Mimi's Hummus

By Marisa Robertson-Textor

The tiny but sumptuous interior—pressed-tin ceiling and Mimi Kitani’s collection of black-and-white photos glued directly to eggshell blue walls, as if in a makeshift album—will hook you even before the warm-hearted “hello.”If you love—really love—hummus, you might not believe your good fortune to find this two-year-old place staking its claim among the newfangled wine bars and flower shops, as well as the old-time pizza places and bodegas, along busy Cortelyou Road. Everything here is made the old-fashioned way—and it shows—particularly in the five varieties of silky hummus: traditional with lemon-garlic dressing; fava bean; mushroom; tahini; and ground beef with pine nuts. Throw in a few small plates—like cauliflower salad and some stuffed grape leaves—and call the whole thing dinner, like so many of the regulars do in the newly chic Victorian neighborhood of Ditmas Park. As for the East Siders at the next table—well, you knew it would happen with hummus this good.

Dataset records
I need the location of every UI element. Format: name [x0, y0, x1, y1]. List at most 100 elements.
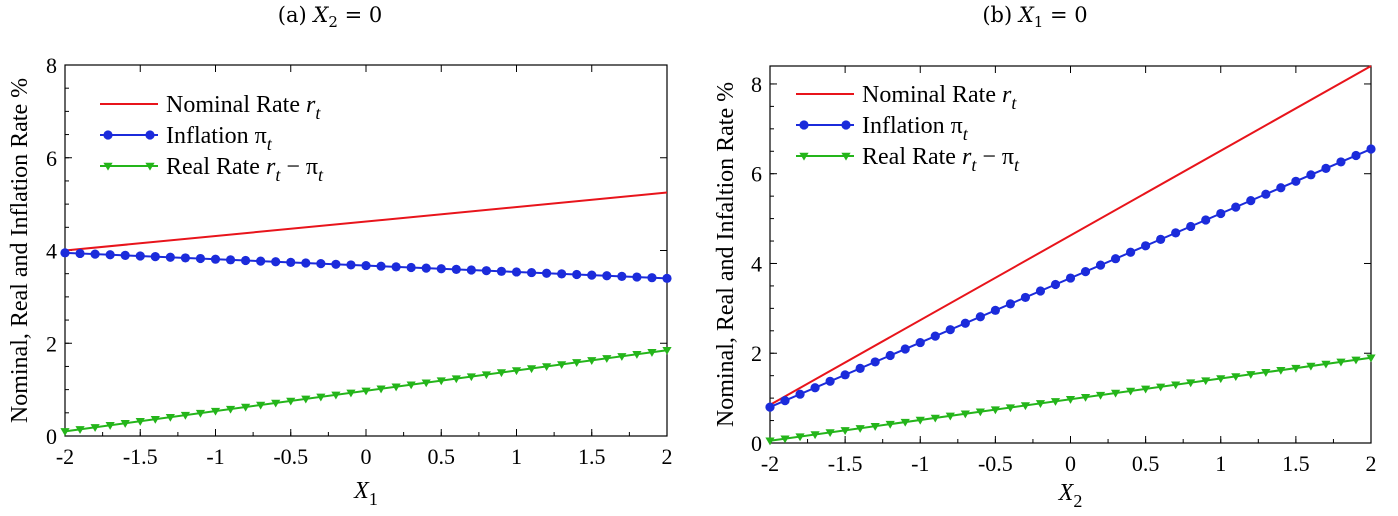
legend-label: Inflation πt [166, 123, 273, 154]
legend-item: Nominal Rate rt [796, 82, 1017, 113]
data-point [647, 349, 657, 357]
data-point [662, 346, 672, 355]
data-point [990, 406, 1000, 415]
data-point [1035, 286, 1046, 296]
data-point [1126, 387, 1136, 396]
data-point [1095, 391, 1106, 400]
data-point [376, 261, 386, 271]
legend-marker [145, 162, 155, 171]
data-point [406, 262, 416, 273]
data-point [195, 253, 206, 264]
data-point [301, 258, 311, 268]
y-tick-label: 8 [751, 72, 762, 97]
data-point [990, 305, 1000, 315]
data-point [840, 427, 850, 435]
data-point [225, 405, 236, 414]
data-point [150, 252, 160, 262]
data-point [195, 409, 206, 418]
data-point [331, 259, 341, 269]
data-point [960, 318, 970, 328]
data-point [855, 363, 865, 373]
data-point [765, 402, 775, 412]
data-point [1366, 144, 1376, 154]
data-point [1321, 360, 1331, 369]
data-point [1156, 383, 1166, 392]
x-tick-label: -1 [206, 444, 224, 469]
chart-a: (a) X2 = 0 -2 -1.5 -1 -0.5 0 0.5 1 1.5 2 0 2 4 6 8 X1 No… [7, 3, 673, 509]
legend-marker [103, 130, 113, 140]
x-tick-label: 2 [1366, 451, 1377, 476]
data-point [1231, 202, 1241, 212]
data-point [241, 255, 251, 266]
data-point [1366, 354, 1376, 363]
data-point [1201, 377, 1211, 386]
data-point [60, 428, 70, 436]
data-point [1201, 215, 1211, 225]
data-point [840, 370, 850, 380]
series-line [64, 191, 668, 252]
data-point [1126, 247, 1136, 257]
data-point [945, 325, 955, 335]
data-point [885, 350, 895, 361]
x-tick-label: -1.5 [828, 451, 863, 476]
data-point [1186, 379, 1196, 388]
x-tick-label: 1.5 [1282, 451, 1310, 476]
data-point [960, 410, 970, 419]
data-point [1291, 364, 1301, 373]
data-point [1306, 362, 1316, 371]
data-point [1336, 358, 1346, 367]
data-point [210, 407, 221, 416]
data-point [436, 264, 446, 274]
data-point [1306, 170, 1316, 180]
data-point [542, 363, 552, 372]
data-point [286, 397, 296, 406]
data-point [120, 250, 130, 260]
x-tick-label: 2 [662, 444, 673, 469]
y-tick-label: 2 [46, 331, 57, 356]
data-point [557, 361, 567, 370]
data-point [316, 259, 326, 269]
data-point [496, 266, 507, 276]
data-point [900, 344, 910, 354]
x-tick-label: -2 [761, 451, 779, 476]
data-point [165, 252, 175, 262]
data-point [421, 263, 431, 273]
data-point [795, 433, 805, 442]
data-point [810, 431, 820, 440]
data-point [241, 403, 251, 412]
data-point [1276, 183, 1286, 193]
legend-label: Nominal Rate rt [166, 92, 321, 123]
legend-marker [799, 152, 809, 161]
data-point [1351, 356, 1361, 365]
data-point [825, 376, 835, 386]
data-point [1336, 157, 1346, 167]
data-point [526, 365, 537, 374]
series-circle [60, 248, 672, 283]
data-point [1095, 260, 1106, 270]
data-point [1186, 221, 1196, 232]
data-point [451, 375, 461, 384]
data-point [1261, 189, 1271, 199]
legend-label: Real Rate rt − πt [862, 144, 1020, 175]
x-tick-label: 0.5 [428, 444, 456, 469]
legend-marker [103, 162, 113, 171]
x-tick-label: 0 [1065, 451, 1076, 476]
data-point [361, 260, 371, 271]
data-point [135, 251, 145, 261]
data-point [1141, 385, 1151, 394]
data-point [1005, 404, 1015, 413]
data-point [975, 312, 985, 322]
series-triangle-down [765, 354, 1376, 446]
data-point [1035, 400, 1046, 408]
data-point [855, 425, 865, 433]
plot-frame [769, 65, 1372, 444]
series-none [64, 191, 668, 252]
data-point [1246, 196, 1256, 206]
legend-marker [799, 120, 809, 130]
data-point [1050, 398, 1061, 406]
data-point [900, 418, 910, 427]
legend-marker [841, 152, 851, 161]
data-point [795, 389, 805, 399]
data-point [1065, 396, 1076, 404]
series-none [769, 65, 1372, 406]
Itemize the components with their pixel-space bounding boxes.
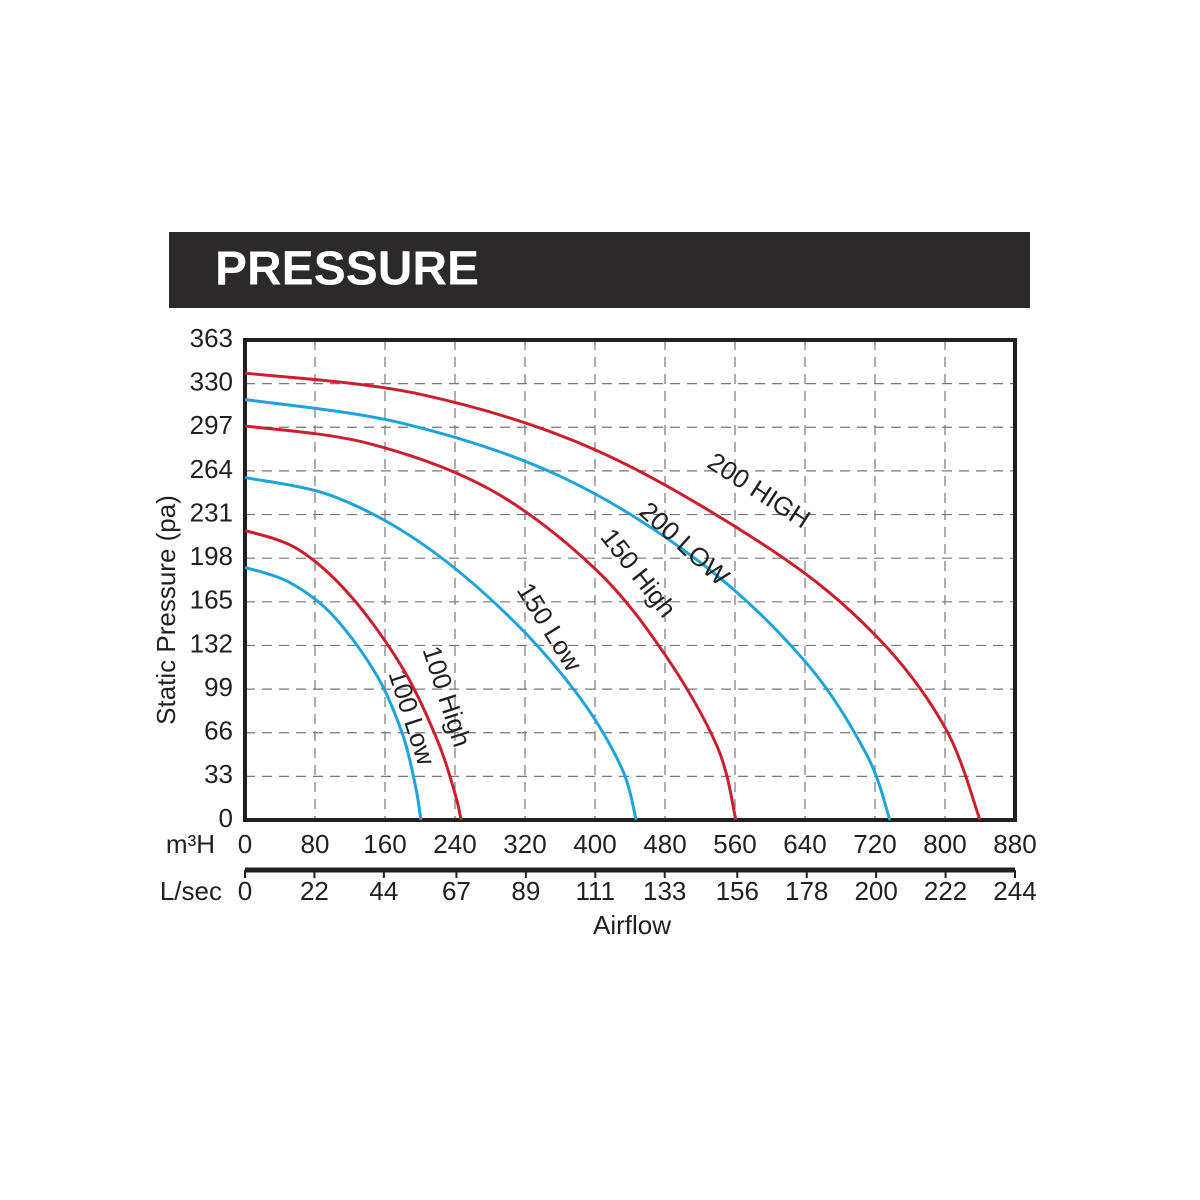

Given task 1
Set down the records' lines exactly as they appear, everything from the line containing "legend-label: Inflation πt" down to the line containing "data-point [316, 259, 326, 269]", both included.
Given task 2
Continue the review of Mimi's Hummus from the point where it stops.
The records bear no relation to the text about Mimi's Hummus.

Answer 1
legend-label: Inflation πt [166, 123, 273, 154]
legend-item: Nominal Rate rt [796, 82, 1017, 113]
data-point [647, 349, 657, 357]
data-point [662, 346, 672, 355]
data-point [990, 406, 1000, 415]
data-point [1035, 286, 1046, 296]
data-point [1126, 387, 1136, 396]
data-point [1095, 391, 1106, 400]
data-point [376, 261, 386, 271]
legend-marker [145, 162, 155, 171]
data-point [406, 262, 416, 273]
data-point [195, 253, 206, 264]
data-point [301, 258, 311, 268]
y-tick-label: 8 [751, 72, 762, 97]
data-point [990, 305, 1000, 315]
data-point [840, 427, 850, 435]
data-point [225, 405, 236, 414]
data-point [150, 252, 160, 262]
data-point [195, 409, 206, 418]
data-point [331, 259, 341, 269]
data-point [960, 318, 970, 328]
data-point [855, 363, 865, 373]
data-point [765, 402, 775, 412]
data-point [1366, 144, 1376, 154]
data-point [1321, 360, 1331, 369]
data-point [1156, 383, 1166, 392]
x-tick-label: -1 [206, 444, 224, 469]
chart-a: (a) X2 = 0 -2 -1.5 -1 -0.5 0 0.5 1 1.5 2 0 2 4 6 8 X1 No… [7, 3, 673, 509]
legend-marker [103, 130, 113, 140]
x-tick-label: 2 [1366, 451, 1377, 476]
data-point [1231, 202, 1241, 212]
data-point [241, 255, 251, 266]
data-point [1366, 354, 1376, 363]
data-point [1201, 377, 1211, 386]
data-point [60, 428, 70, 436]
data-point [1201, 215, 1211, 225]
data-point [840, 370, 850, 380]
series-line [64, 191, 668, 252]
data-point [1126, 247, 1136, 257]
data-point [945, 325, 955, 335]
data-point [885, 350, 895, 361]
x-tick-label: -1.5 [828, 451, 863, 476]
data-point [1186, 379, 1196, 388]
x-tick-label: 1.5 [1282, 451, 1310, 476]
data-point [960, 410, 970, 419]
data-point [1291, 364, 1301, 373]
data-point [1306, 362, 1316, 371]
data-point [1336, 358, 1346, 367]
data-point [210, 407, 221, 416]
data-point [436, 264, 446, 274]
data-point [1306, 170, 1316, 180]
data-point [542, 363, 552, 372]
data-point [286, 397, 296, 406]
data-point [120, 250, 130, 260]
x-tick-label: 2 [662, 444, 673, 469]
y-tick-label: 2 [46, 331, 57, 356]
data-point [557, 361, 567, 370]
data-point [316, 259, 326, 269]

Answer 2
sweet seats

There are only 16 seats in the house, all equally good. But if you’re planning on ordering a lot of food—and let’s face it, you probably will—be warned that while the round-topped tables in the front window have the best views of quaint Cortelyou Road, they’ll offer the least surface area for your multiple appetizers.

chew on this

Hummusiot (hummus parlors) in Tel Aviv inflame as much feverish debate and devotion as bagel places merit in Montreal, Currywurst stands get in Berlin, and cafés serving beignets attract in New Orleans. But hummus is taken equally seriously throughout the rest of the Middle East, and nowhere more so than in Lebanon. In May 2010, 300 Lebanese chefs achieved a new Guinness World Record by whipping up a 11-ton batch of hummus, the largest in history.


Mon.–Fri. 12 noon–10:30 PM; Sat.–Sun. 11 AM–11 PM
Brunch Sat.–Sun. 11 AM–4 PM
open on all holidays

price range

$12 (stuffed filo with ground beef) $16 (aioli salmon)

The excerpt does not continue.